**Requirement**. Update the entries below by replacing each occurrence of "schematic view" with "diagrammatic view". Give all the lines again with nothing else changed.

>> START Given data

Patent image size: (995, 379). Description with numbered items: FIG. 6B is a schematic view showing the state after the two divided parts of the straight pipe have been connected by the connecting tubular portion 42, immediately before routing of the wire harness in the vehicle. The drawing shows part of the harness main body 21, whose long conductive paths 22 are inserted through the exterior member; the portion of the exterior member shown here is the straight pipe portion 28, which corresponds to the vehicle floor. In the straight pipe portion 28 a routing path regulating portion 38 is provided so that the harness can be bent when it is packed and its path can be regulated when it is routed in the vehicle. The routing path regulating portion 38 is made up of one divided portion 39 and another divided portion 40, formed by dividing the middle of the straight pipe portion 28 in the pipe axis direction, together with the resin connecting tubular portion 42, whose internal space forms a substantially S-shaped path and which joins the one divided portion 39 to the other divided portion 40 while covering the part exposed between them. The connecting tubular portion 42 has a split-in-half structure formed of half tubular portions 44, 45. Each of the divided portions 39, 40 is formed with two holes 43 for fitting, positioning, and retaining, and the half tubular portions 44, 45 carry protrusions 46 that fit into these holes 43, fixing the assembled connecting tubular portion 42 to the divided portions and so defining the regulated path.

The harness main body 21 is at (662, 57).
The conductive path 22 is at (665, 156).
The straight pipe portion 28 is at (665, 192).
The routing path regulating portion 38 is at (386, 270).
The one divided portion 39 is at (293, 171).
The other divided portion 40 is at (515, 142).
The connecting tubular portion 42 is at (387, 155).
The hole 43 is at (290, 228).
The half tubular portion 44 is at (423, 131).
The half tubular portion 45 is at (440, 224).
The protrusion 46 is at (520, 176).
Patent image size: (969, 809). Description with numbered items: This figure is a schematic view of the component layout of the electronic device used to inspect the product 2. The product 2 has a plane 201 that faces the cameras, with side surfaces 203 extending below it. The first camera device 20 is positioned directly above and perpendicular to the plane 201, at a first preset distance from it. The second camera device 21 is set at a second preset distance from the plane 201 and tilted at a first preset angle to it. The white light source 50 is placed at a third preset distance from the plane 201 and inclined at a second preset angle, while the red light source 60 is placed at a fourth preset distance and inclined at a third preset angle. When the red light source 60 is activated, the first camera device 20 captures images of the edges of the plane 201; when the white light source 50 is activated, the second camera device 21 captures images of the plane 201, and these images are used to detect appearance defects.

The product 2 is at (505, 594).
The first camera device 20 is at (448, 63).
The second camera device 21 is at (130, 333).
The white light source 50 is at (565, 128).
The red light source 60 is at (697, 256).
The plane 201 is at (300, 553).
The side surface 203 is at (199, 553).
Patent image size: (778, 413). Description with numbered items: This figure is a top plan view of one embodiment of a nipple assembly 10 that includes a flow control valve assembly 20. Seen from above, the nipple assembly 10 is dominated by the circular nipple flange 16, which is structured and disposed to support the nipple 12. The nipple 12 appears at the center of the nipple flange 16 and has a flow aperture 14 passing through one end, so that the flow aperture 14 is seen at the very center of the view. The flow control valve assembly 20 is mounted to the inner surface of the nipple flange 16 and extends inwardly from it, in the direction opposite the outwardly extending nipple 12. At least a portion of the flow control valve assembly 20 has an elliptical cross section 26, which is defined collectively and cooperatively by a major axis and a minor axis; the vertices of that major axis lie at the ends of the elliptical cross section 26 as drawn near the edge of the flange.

>> END Given data

**Solution**.
Patent image size: (995, 379). Description with numbered items: FIG. 6B is a diagrammatic view showing the state after the two divided parts of the straight pipe have been connected by the connecting tubular portion 42, immediately before routing of the wire harness in the vehicle. The drawing shows part of the harness main body 21, whose long conductive paths 22 are inserted through the exterior member; the portion of the exterior member shown here is the straight pipe portion 28, which corresponds to the vehicle floor. In the straight pipe portion 28 a routing path regulating portion 38 is provided so that the harness can be bent when it is packed and its path can be regulated when it is routed in the vehicle. The routing path regulating portion 38 is made up of one divided portion 39 and another divided portion 40, formed by dividing the middle of the straight pipe portion 28 in the pipe axis direction, together with the resin connecting tubular portion 42, whose internal space forms a substantially S-shaped path and which joins the one divided portion 39 to the other divided portion 40 while covering the part exposed between them. The connecting tubular portion 42 has a split-in-half structure formed of half tubular portions 44, 45. Each of the divided portions 39, 40 is formed with two holes 43 for fitting, positioning, and retaining, and the half tubular portions 44, 45 carry protrusions 46 that fit into these holes 43, fixing the assembled connecting tubular portion 42 to the divided portions and so defining the regulated path.

The harness main body 21 is at (662, 57).
The conductive path 22 is at (665, 156).
The straight pipe portion 28 is at (665, 192).
The routing path regulating portion 38 is at (386, 270).
The one divided portion 39 is at (293, 171).
The other divided portion 40 is at (515, 142).
The connecting tubular portion 42 is at (387, 155).
The hole 43 is at (290, 228).
The half tubular portion 44 is at (423, 131).
The half tubular portion 45 is at (440, 224).
The protrusion 46 is at (520, 176).
Patent image size: (969, 809). Description with numbered items: This figure is a diagrammatic view of the component layout of the electronic device used to inspect the product 2. The product 2 has a plane 201 that faces the cameras, with side surfaces 203 extending below it. The first camera device 20 is positioned directly above and perpendicular to the plane 201, at a first preset distance from it. The second camera device 21 is set at a second preset distance from the plane 201 and tilted at a first preset angle to it. The white light source 50 is placed at a third preset distance from the plane 201 and inclined at a second preset angle, while the red light source 60 is placed at a fourth preset distance and inclined at a third preset angle. When the red light source 60 is activated, the first camera device 20 captures images of the edges of the plane 201; when the white light source 50 is activated, the second camera device 21 captures images of the plane 201, and these images are used to detect appearance defects.

The product 2 is at (505, 594).
The first camera device 20 is at (448, 63).
The second camera device 21 is at (130, 333).
The white light source 50 is at (565, 128).
The red light source 60 is at (697, 256).
The plane 201 is at (300, 553).
The side surface 203 is at (199, 553).
Patent image size: (778, 413). Description with numbered items: This figure is a top plan view of one embodiment of a nipple assembly 10 that includes a flow control valve assembly 20. Seen from above, the nipple assembly 10 is dominated by the circular nipple flange 16, which is structured and disposed to support the nipple 12. The nipple 12 appears at the center of the nipple flange 16 and has a flow aperture 14 passing through one end, so that the flow aperture 14 is seen at the very center of the view. The flow control valve assembly 20 is mounted to the inner surface of the nipple flange 16 and extends inwardly from it, in the direction opposite the outwardly extending nipple 12. At least a portion of the flow control valve assembly 20 has an elliptical cross section 26, which is defined collectively and cooperatively by a major axis and a minor axis; the vertices of that major axis lie at the ends of the elliptical cross section 26 as drawn near the edge of the flange.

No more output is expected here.